▶ _What is being asked_
Can you write out everything from the line containing "Give me the" down to the line containing "- annotation: 11.862: [18, 293, 48, 304]" again, swapping "candlestick" for "ohlc-bar" and keeping all else the same, with the pictures left out?

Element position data

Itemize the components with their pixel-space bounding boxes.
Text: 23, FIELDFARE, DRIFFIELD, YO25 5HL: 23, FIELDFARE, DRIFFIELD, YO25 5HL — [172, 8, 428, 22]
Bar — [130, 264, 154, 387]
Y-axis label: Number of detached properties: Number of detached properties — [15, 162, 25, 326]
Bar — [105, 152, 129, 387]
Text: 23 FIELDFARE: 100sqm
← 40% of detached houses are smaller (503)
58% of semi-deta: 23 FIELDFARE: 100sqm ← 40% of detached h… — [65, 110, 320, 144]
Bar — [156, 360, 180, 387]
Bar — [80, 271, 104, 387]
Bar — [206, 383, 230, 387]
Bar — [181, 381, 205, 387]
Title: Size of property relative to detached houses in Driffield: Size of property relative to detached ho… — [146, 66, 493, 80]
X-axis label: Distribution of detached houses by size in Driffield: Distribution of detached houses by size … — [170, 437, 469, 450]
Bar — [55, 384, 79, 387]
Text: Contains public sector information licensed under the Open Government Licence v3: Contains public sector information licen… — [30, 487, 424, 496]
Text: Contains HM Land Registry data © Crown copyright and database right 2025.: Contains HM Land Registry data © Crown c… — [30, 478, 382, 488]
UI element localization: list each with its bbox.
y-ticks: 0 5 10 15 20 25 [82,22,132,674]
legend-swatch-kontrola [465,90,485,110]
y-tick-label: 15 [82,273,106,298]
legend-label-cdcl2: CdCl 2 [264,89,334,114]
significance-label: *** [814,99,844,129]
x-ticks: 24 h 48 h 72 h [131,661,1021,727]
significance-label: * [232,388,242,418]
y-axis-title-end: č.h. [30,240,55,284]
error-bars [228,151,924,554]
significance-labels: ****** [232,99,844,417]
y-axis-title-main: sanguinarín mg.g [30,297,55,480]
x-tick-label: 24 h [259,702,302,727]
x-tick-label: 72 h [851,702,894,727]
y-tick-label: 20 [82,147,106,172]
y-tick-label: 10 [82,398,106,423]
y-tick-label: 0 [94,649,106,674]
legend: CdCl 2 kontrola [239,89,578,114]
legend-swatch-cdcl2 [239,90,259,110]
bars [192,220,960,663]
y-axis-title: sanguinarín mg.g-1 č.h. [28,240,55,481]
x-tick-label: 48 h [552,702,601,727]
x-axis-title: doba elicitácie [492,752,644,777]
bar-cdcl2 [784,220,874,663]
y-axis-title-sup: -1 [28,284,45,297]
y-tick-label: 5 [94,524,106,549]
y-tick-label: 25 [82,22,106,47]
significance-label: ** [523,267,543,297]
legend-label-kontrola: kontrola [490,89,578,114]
--
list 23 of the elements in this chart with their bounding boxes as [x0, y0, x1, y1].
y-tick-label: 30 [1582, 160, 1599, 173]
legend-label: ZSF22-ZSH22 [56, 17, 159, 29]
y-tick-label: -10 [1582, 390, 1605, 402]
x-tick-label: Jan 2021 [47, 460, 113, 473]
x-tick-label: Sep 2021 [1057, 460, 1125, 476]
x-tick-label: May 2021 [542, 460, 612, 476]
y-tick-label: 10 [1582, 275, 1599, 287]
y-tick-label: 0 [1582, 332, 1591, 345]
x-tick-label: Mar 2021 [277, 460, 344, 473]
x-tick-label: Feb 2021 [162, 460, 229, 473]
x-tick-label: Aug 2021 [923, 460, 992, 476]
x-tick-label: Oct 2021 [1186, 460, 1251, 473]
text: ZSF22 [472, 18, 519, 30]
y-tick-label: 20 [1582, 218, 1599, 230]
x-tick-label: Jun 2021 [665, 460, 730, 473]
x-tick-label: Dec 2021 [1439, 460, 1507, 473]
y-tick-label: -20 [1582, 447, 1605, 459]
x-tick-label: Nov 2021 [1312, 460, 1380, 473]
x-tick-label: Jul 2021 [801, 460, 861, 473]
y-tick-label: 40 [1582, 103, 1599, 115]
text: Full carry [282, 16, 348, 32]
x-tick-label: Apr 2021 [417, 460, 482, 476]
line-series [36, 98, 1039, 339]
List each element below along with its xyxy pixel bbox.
...
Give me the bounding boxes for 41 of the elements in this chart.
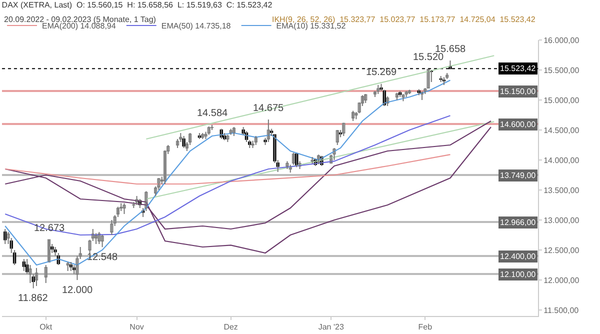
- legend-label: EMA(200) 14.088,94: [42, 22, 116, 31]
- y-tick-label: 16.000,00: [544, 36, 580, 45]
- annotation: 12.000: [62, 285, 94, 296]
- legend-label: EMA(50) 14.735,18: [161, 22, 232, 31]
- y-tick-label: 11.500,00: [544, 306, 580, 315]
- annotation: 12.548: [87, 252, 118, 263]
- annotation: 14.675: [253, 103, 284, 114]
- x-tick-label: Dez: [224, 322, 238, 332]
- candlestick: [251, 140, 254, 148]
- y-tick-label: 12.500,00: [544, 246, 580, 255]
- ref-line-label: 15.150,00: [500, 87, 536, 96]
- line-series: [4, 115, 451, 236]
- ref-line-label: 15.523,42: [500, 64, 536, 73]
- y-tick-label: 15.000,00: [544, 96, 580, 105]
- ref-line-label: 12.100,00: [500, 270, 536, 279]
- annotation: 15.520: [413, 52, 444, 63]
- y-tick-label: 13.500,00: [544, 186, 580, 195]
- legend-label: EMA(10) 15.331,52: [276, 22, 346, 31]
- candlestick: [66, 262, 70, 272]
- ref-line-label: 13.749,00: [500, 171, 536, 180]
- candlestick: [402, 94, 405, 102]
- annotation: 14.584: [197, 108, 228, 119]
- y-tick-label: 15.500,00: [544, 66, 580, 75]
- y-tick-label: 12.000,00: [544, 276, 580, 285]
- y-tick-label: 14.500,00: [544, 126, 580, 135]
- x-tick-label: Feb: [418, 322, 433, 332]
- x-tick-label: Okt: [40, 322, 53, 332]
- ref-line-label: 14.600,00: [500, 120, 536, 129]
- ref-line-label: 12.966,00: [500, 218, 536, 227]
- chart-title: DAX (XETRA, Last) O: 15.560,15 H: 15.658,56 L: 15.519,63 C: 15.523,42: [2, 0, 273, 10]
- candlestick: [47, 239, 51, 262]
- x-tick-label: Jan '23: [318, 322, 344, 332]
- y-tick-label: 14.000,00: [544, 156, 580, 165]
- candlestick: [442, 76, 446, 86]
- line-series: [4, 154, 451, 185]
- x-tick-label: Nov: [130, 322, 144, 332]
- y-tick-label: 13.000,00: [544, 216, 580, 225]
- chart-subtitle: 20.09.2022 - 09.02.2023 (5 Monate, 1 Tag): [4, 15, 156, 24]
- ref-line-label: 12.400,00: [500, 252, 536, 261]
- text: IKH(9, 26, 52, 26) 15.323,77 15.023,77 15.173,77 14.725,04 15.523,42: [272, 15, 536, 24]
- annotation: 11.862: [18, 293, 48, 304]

▶ _Response_
Give me the bounding boxes for 41 of the elements in this chart.
- legend-label: EMA(200) 14.088,94: [42, 22, 116, 31]
- y-tick-label: 16.000,00: [544, 36, 580, 45]
- annotation: 12.000: [62, 285, 94, 296]
- legend-label: EMA(50) 14.735,18: [161, 22, 232, 31]
- y-tick-label: 11.500,00: [544, 306, 580, 315]
- annotation: 12.548: [87, 252, 118, 263]
- annotation: 14.675: [253, 103, 284, 114]
- x-tick-label: Dez: [224, 322, 238, 332]
- ohlc-bar: [251, 140, 254, 148]
- y-tick-label: 12.500,00: [544, 246, 580, 255]
- ref-line-label: 15.150,00: [500, 87, 536, 96]
- line-series: [4, 115, 451, 236]
- ref-line-label: 15.523,42: [500, 64, 536, 73]
- y-tick-label: 15.000,00: [544, 96, 580, 105]
- ref-line-label: 12.100,00: [500, 270, 536, 279]
- annotation: 15.520: [413, 52, 444, 63]
- y-tick-label: 13.500,00: [544, 186, 580, 195]
- legend-label: EMA(10) 15.331,52: [276, 22, 346, 31]
- ohlc-bar: [66, 262, 70, 272]
- ref-line-label: 13.749,00: [500, 171, 536, 180]
- ohlc-bar: [402, 94, 405, 102]
- annotation: 14.584: [197, 108, 228, 119]
- y-tick-label: 15.500,00: [544, 66, 580, 75]
- y-tick-label: 12.000,00: [544, 276, 580, 285]
- y-tick-label: 14.500,00: [544, 126, 580, 135]
- x-tick-label: Feb: [418, 322, 433, 332]
- x-tick-label: Okt: [40, 322, 53, 332]
- ref-line-label: 14.600,00: [500, 120, 536, 129]
- ref-line-label: 12.966,00: [500, 218, 536, 227]
- chart-title: DAX (XETRA, Last) O: 15.560,15 H: 15.658,56 L: 15.519,63 C: 15.523,42: [2, 0, 273, 10]
- ohlc-bar: [47, 239, 51, 262]
- x-tick-label: Jan '23: [318, 322, 344, 332]
- y-tick-label: 14.000,00: [544, 156, 580, 165]
- ohlc-bar: [442, 76, 446, 86]
- line-series: [4, 154, 451, 185]
- x-tick-label: Nov: [130, 322, 144, 332]
- y-tick-label: 13.000,00: [544, 216, 580, 225]
- chart-subtitle: 20.09.2022 - 09.02.2023 (5 Monate, 1 Tag): [4, 15, 156, 24]
- ref-line-label: 12.400,00: [500, 252, 536, 261]
- text: IKH(9, 26, 52, 26) 15.323,77 15.023,77 15.173,77 14.725,04 15.523,42: [272, 15, 536, 24]
- annotation: 11.862: [18, 293, 48, 304]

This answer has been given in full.